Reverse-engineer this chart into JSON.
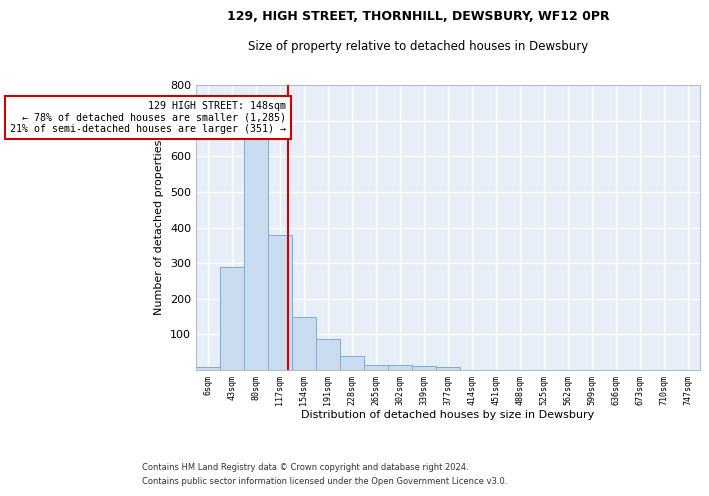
{
  "title": "129, HIGH STREET, THORNHILL, DEWSBURY, WF12 0PR",
  "subtitle": "Size of property relative to detached houses in Dewsbury",
  "xlabel": "Distribution of detached houses by size in Dewsbury",
  "ylabel": "Number of detached properties",
  "footnote1": "Contains HM Land Registry data © Crown copyright and database right 2024.",
  "footnote2": "Contains public sector information licensed under the Open Government Licence v3.0.",
  "bar_edges": [
    6,
    43,
    80,
    117,
    154,
    191,
    228,
    265,
    302,
    339,
    377,
    414,
    451,
    488,
    525,
    562,
    599,
    636,
    673,
    710,
    747
  ],
  "bar_values": [
    8,
    290,
    665,
    380,
    150,
    88,
    38,
    15,
    14,
    10,
    8,
    0,
    0,
    0,
    0,
    0,
    0,
    0,
    0,
    0
  ],
  "bar_color": "#c9dcf0",
  "bar_edge_color": "#7aadd4",
  "red_line_x": 148,
  "annotation_text": "129 HIGH STREET: 148sqm\n← 78% of detached houses are smaller (1,285)\n21% of semi-detached houses are larger (351) →",
  "annotation_box_color": "#ffffff",
  "annotation_box_edge": "#cc0000",
  "red_line_color": "#cc0000",
  "bg_color": "#e8eef8",
  "ylim": [
    0,
    800
  ],
  "yticks": [
    100,
    200,
    300,
    400,
    500,
    600,
    700,
    800
  ],
  "grid_color": "#ffffff",
  "tick_labels": [
    "6sqm",
    "43sqm",
    "80sqm",
    "117sqm",
    "154sqm",
    "191sqm",
    "228sqm",
    "265sqm",
    "302sqm",
    "339sqm",
    "377sqm",
    "414sqm",
    "451sqm",
    "488sqm",
    "525sqm",
    "562sqm",
    "599sqm",
    "636sqm",
    "673sqm",
    "710sqm",
    "747sqm"
  ]
}
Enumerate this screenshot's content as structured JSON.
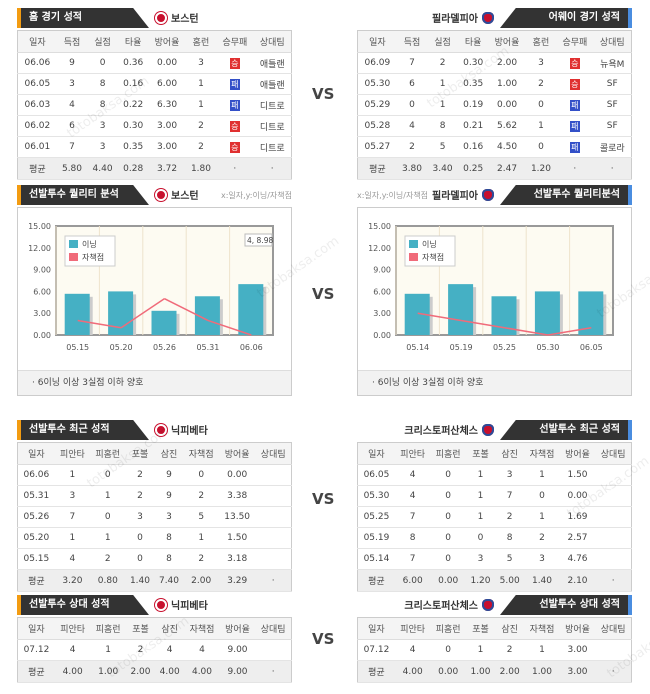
{
  "vs_label": "VS",
  "watermark": [
    "토토박사",
    "totobaksa.com"
  ],
  "home": {
    "title": "홈 경기 성적",
    "team": "보스턴",
    "headers": [
      "일자",
      "득점",
      "실점",
      "타율",
      "방어율",
      "홈런",
      "승무패",
      "상대팀"
    ],
    "rows": [
      [
        "06.06",
        "9",
        "0",
        "0.36",
        "0.00",
        "3",
        "승",
        "애틀랜"
      ],
      [
        "06.05",
        "3",
        "8",
        "0.16",
        "6.00",
        "1",
        "패",
        "애틀랜"
      ],
      [
        "06.03",
        "4",
        "8",
        "0.22",
        "6.30",
        "1",
        "패",
        "디트로"
      ],
      [
        "06.02",
        "6",
        "3",
        "0.30",
        "3.00",
        "2",
        "승",
        "디트로"
      ],
      [
        "06.01",
        "7",
        "3",
        "0.35",
        "3.00",
        "2",
        "승",
        "디트로"
      ]
    ],
    "avg": [
      "평균",
      "5.80",
      "4.40",
      "0.28",
      "3.72",
      "1.80",
      "·",
      "·"
    ]
  },
  "away": {
    "title": "어웨이 경기 성적",
    "team": "필라델피아",
    "headers": [
      "일자",
      "득점",
      "실점",
      "타율",
      "방어율",
      "홈런",
      "승무패",
      "상대팀"
    ],
    "rows": [
      [
        "06.09",
        "7",
        "2",
        "0.30",
        "2.00",
        "3",
        "승",
        "뉴욕M"
      ],
      [
        "05.30",
        "6",
        "1",
        "0.35",
        "1.00",
        "2",
        "승",
        "SF"
      ],
      [
        "05.29",
        "0",
        "1",
        "0.19",
        "0.00",
        "0",
        "패",
        "SF"
      ],
      [
        "05.28",
        "4",
        "8",
        "0.21",
        "5.62",
        "1",
        "패",
        "SF"
      ],
      [
        "05.27",
        "2",
        "5",
        "0.16",
        "4.50",
        "0",
        "패",
        "콜로라"
      ]
    ],
    "avg": [
      "평균",
      "3.80",
      "3.40",
      "0.25",
      "2.47",
      "1.20",
      "·",
      "·"
    ]
  },
  "quality": {
    "left": {
      "title": "선발투수 퀄리티 분석",
      "team": "보스턴",
      "hint": "x:일자,y:이닝/자책점",
      "note": "· 6이닝 이상 3실점 이하 양호"
    },
    "right": {
      "title": "선발투수 퀄리티분석",
      "team": "필라델피아",
      "hint": "x:일자,y:이닝/자책점",
      "note": "· 6이닝 이상 3실점 이하 양호"
    }
  },
  "chart_data": [
    {
      "type": "bar",
      "categories": [
        "05.15",
        "05.20",
        "05.26",
        "05.31",
        "06.06"
      ],
      "series": [
        {
          "name": "이닝",
          "type": "bar",
          "color": "#45b0c4",
          "values": [
            5.67,
            6,
            3.33,
            5.33,
            7
          ]
        },
        {
          "name": "자책점",
          "type": "line",
          "color": "#f06b7a",
          "values": [
            2,
            1,
            5,
            2,
            0
          ]
        }
      ],
      "yticks": [
        "0.00",
        "3.00",
        "6.00",
        "9.00",
        "12.00",
        "15.00"
      ],
      "ylim": [
        0,
        15
      ],
      "annotation": "4, 8.98",
      "legend": "top-left"
    },
    {
      "type": "bar",
      "categories": [
        "05.14",
        "05.19",
        "05.25",
        "05.30",
        "06.05"
      ],
      "series": [
        {
          "name": "이닝",
          "type": "bar",
          "color": "#45b0c4",
          "values": [
            5.67,
            7,
            5.33,
            6,
            6
          ]
        },
        {
          "name": "자책점",
          "type": "line",
          "color": "#f06b7a",
          "values": [
            3,
            2,
            1,
            0,
            1
          ]
        }
      ],
      "yticks": [
        "0.00",
        "3.00",
        "6.00",
        "9.00",
        "12.00",
        "15.00"
      ],
      "ylim": [
        0,
        15
      ],
      "legend": "top-left"
    }
  ],
  "recent_left": {
    "title": "선발투수 최근 성적",
    "team": "닉피베타",
    "headers": [
      "일자",
      "피안타",
      "피홈런",
      "포볼",
      "삼진",
      "자책점",
      "방어율",
      "상대팀"
    ],
    "rows": [
      [
        "06.06",
        "1",
        "0",
        "2",
        "9",
        "0",
        "0.00",
        ""
      ],
      [
        "05.31",
        "3",
        "1",
        "2",
        "9",
        "2",
        "3.38",
        ""
      ],
      [
        "05.26",
        "7",
        "0",
        "3",
        "3",
        "5",
        "13.50",
        ""
      ],
      [
        "05.20",
        "1",
        "1",
        "0",
        "8",
        "1",
        "1.50",
        ""
      ],
      [
        "05.15",
        "4",
        "2",
        "0",
        "8",
        "2",
        "3.18",
        ""
      ]
    ],
    "avg": [
      "평균",
      "3.20",
      "0.80",
      "1.40",
      "7.40",
      "2.00",
      "3.29",
      "·"
    ]
  },
  "recent_right": {
    "title": "선발투수 최근 성적",
    "team": "크리스토퍼산체스",
    "headers": [
      "일자",
      "피안타",
      "피홈런",
      "포볼",
      "삼진",
      "자책점",
      "방어율",
      "상대팀"
    ],
    "rows": [
      [
        "06.05",
        "4",
        "0",
        "1",
        "3",
        "1",
        "1.50",
        ""
      ],
      [
        "05.30",
        "4",
        "0",
        "1",
        "7",
        "0",
        "0.00",
        ""
      ],
      [
        "05.25",
        "7",
        "0",
        "1",
        "2",
        "1",
        "1.69",
        ""
      ],
      [
        "05.19",
        "8",
        "0",
        "0",
        "8",
        "2",
        "2.57",
        ""
      ],
      [
        "05.14",
        "7",
        "0",
        "3",
        "5",
        "3",
        "4.76",
        ""
      ]
    ],
    "avg": [
      "평균",
      "6.00",
      "0.00",
      "1.20",
      "5.00",
      "1.40",
      "2.10",
      "·"
    ]
  },
  "vs_left": {
    "title": "선발투수 상대 성적",
    "team": "닉피베타",
    "headers": [
      "일자",
      "피안타",
      "피홈런",
      "포볼",
      "삼진",
      "자책점",
      "방어율",
      "상대팀"
    ],
    "rows": [
      [
        "07.12",
        "4",
        "1",
        "2",
        "4",
        "4",
        "9.00",
        ""
      ]
    ],
    "avg": [
      "평균",
      "4.00",
      "1.00",
      "2.00",
      "4.00",
      "4.00",
      "9.00",
      "·"
    ]
  },
  "vs_right": {
    "title": "선발투수 상대 성적",
    "team": "크리스토퍼산체스",
    "headers": [
      "일자",
      "피안타",
      "피홈런",
      "포볼",
      "삼진",
      "자책점",
      "방어율",
      "상대팀"
    ],
    "rows": [
      [
        "07.12",
        "4",
        "0",
        "1",
        "2",
        "1",
        "3.00",
        ""
      ]
    ],
    "avg": [
      "평균",
      "4.00",
      "0.00",
      "1.00",
      "2.00",
      "1.00",
      "3.00",
      "·"
    ]
  }
}
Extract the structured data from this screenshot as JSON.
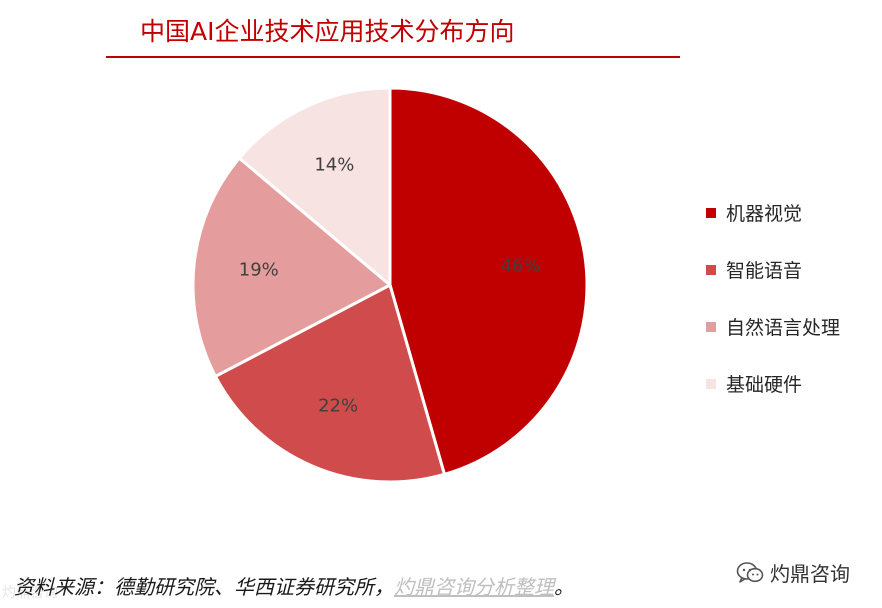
{
  "header": {
    "title": "中国AI企业技术应用技术分布方向"
  },
  "chart_data": {
    "type": "pie",
    "title": "中国AI企业技术应用技术分布方向",
    "slices": [
      {
        "label": "机器视觉",
        "value": 46,
        "display": "46%",
        "color": "#c00000"
      },
      {
        "label": "智能语音",
        "value": 22,
        "display": "22%",
        "color": "#d04b4b"
      },
      {
        "label": "自然语言处理",
        "value": 19,
        "display": "19%",
        "color": "#e59c9c"
      },
      {
        "label": "基础硬件",
        "value": 14,
        "display": "14%",
        "color": "#f8e3e3"
      }
    ],
    "start": "12 o'clock",
    "direction": "clockwise",
    "legend_position": "right"
  },
  "footer": {
    "source_prefix": "资料来源：德勤研究院、华西证券研究所，",
    "source_highlight": "灼鼎咨询分析整理",
    "source_suffix": "。",
    "account_name": "灼鼎咨询",
    "watermark": "灼鼎咨询"
  },
  "icons": {
    "wechat": "wechat-icon"
  }
}
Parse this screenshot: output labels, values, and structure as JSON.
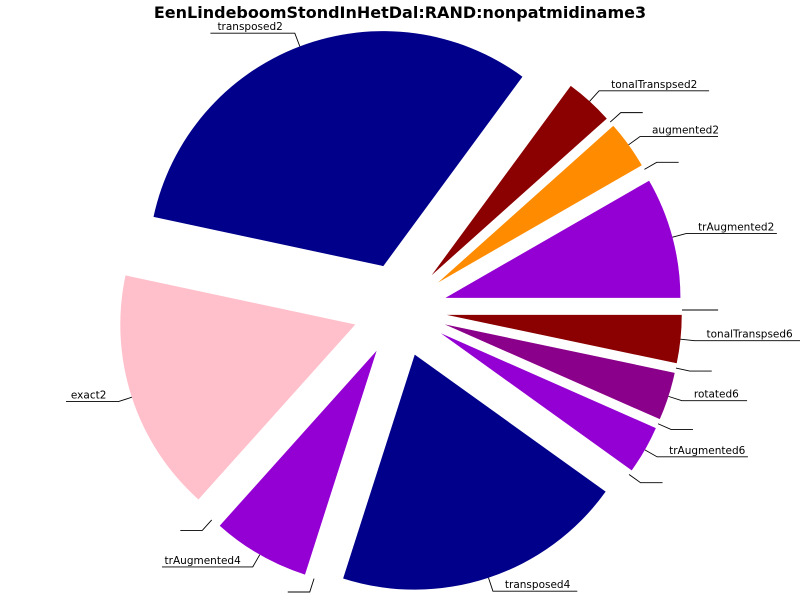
{
  "chart_data": {
    "type": "pie",
    "title": "EenLindeboomStondInHetDal:RAND:nonpatmidiname3",
    "slices": [
      {
        "label": "",
        "value": 0,
        "color": "#8b0000"
      },
      {
        "label": "trAugmented2",
        "value": 8.3,
        "color": "#9400d3"
      },
      {
        "label": "",
        "value": 0,
        "color": "#ff8c00"
      },
      {
        "label": "augmented2",
        "value": 3.3,
        "color": "#ff8c00"
      },
      {
        "label": "",
        "value": 0,
        "color": "#8b0000"
      },
      {
        "label": "tonalTranspsed2",
        "value": 3.3,
        "color": "#8b0000"
      },
      {
        "label": "transposed2",
        "value": 31.7,
        "color": "#00008b"
      },
      {
        "label": "exact2",
        "value": 16.7,
        "color": "#ffc0cb"
      },
      {
        "label": "",
        "value": 0,
        "color": "#ffc0cb"
      },
      {
        "label": "trAugmented4",
        "value": 6.7,
        "color": "#9400d3"
      },
      {
        "label": "",
        "value": 0,
        "color": "#9400d3"
      },
      {
        "label": "transposed4",
        "value": 20.0,
        "color": "#00008b"
      },
      {
        "label": "",
        "value": 0,
        "color": "#00008b"
      },
      {
        "label": "trAugmented6",
        "value": 3.3,
        "color": "#9400d3"
      },
      {
        "label": "",
        "value": 0,
        "color": "#8b008b"
      },
      {
        "label": "rotated6",
        "value": 3.3,
        "color": "#8b008b"
      },
      {
        "label": "",
        "value": 0,
        "color": "#8b0000"
      },
      {
        "label": "tonalTranspsed6",
        "value": 3.3,
        "color": "#8b0000"
      }
    ]
  }
}
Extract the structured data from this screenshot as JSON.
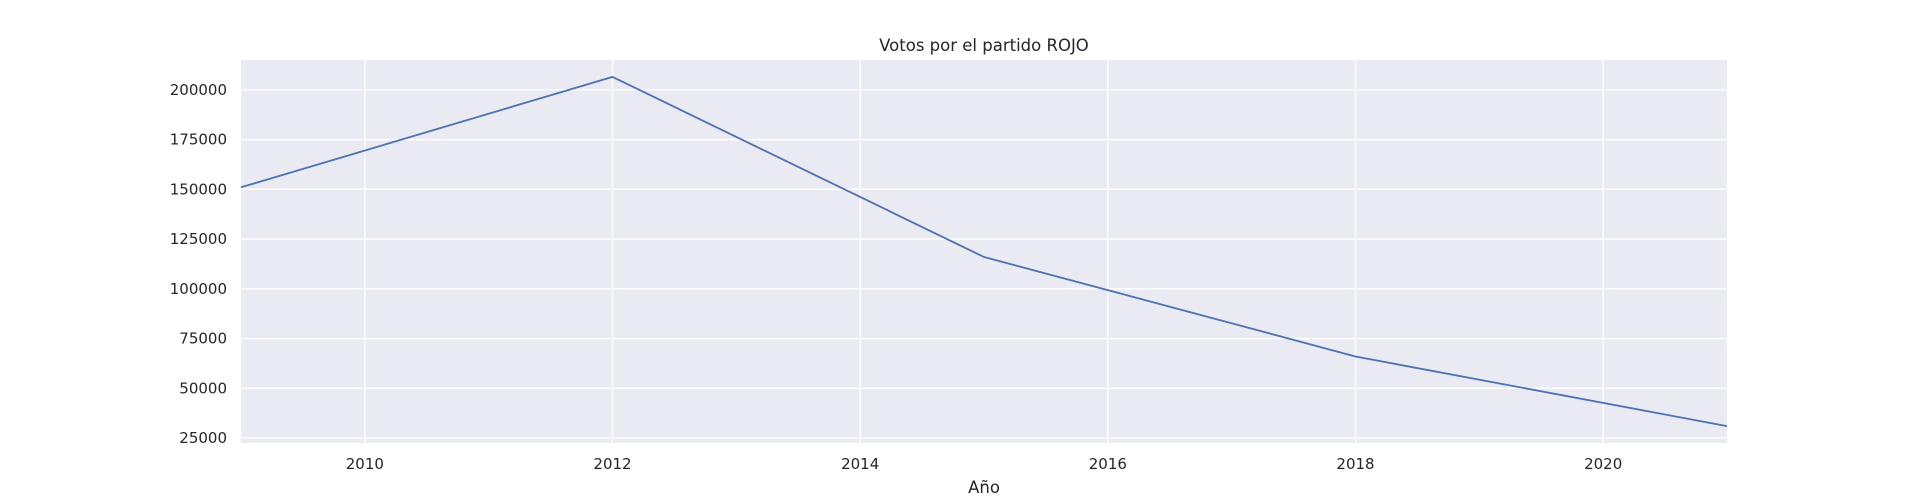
{
  "chart_data": {
    "type": "line",
    "title": "Votos por el partido ROJO",
    "xlabel": "Año",
    "ylabel": "",
    "x": [
      2009,
      2012,
      2015,
      2018,
      2021
    ],
    "series": [
      {
        "values": [
          151000,
          206500,
          116000,
          66000,
          31000
        ]
      }
    ],
    "xlim": [
      2009,
      2021
    ],
    "ylim": [
      22500,
      215000
    ],
    "xticks": [
      "2010",
      "2012",
      "2014",
      "2016",
      "2018",
      "2020"
    ],
    "yticks": [
      "25000",
      "50000",
      "75000",
      "100000",
      "125000",
      "150000",
      "175000",
      "200000"
    ],
    "grid": true,
    "legend": "none",
    "colors": {
      "line": "#4c72b0",
      "plot_background": "#eaeaf2",
      "grid": "#ffffff"
    }
  }
}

__________

[Your task]:
Gather from the data above every line with the string "display".

[Solution for this task]:
        "display": "46%",
        "display": "22%",
        "display": "19%",
        "display": "14%",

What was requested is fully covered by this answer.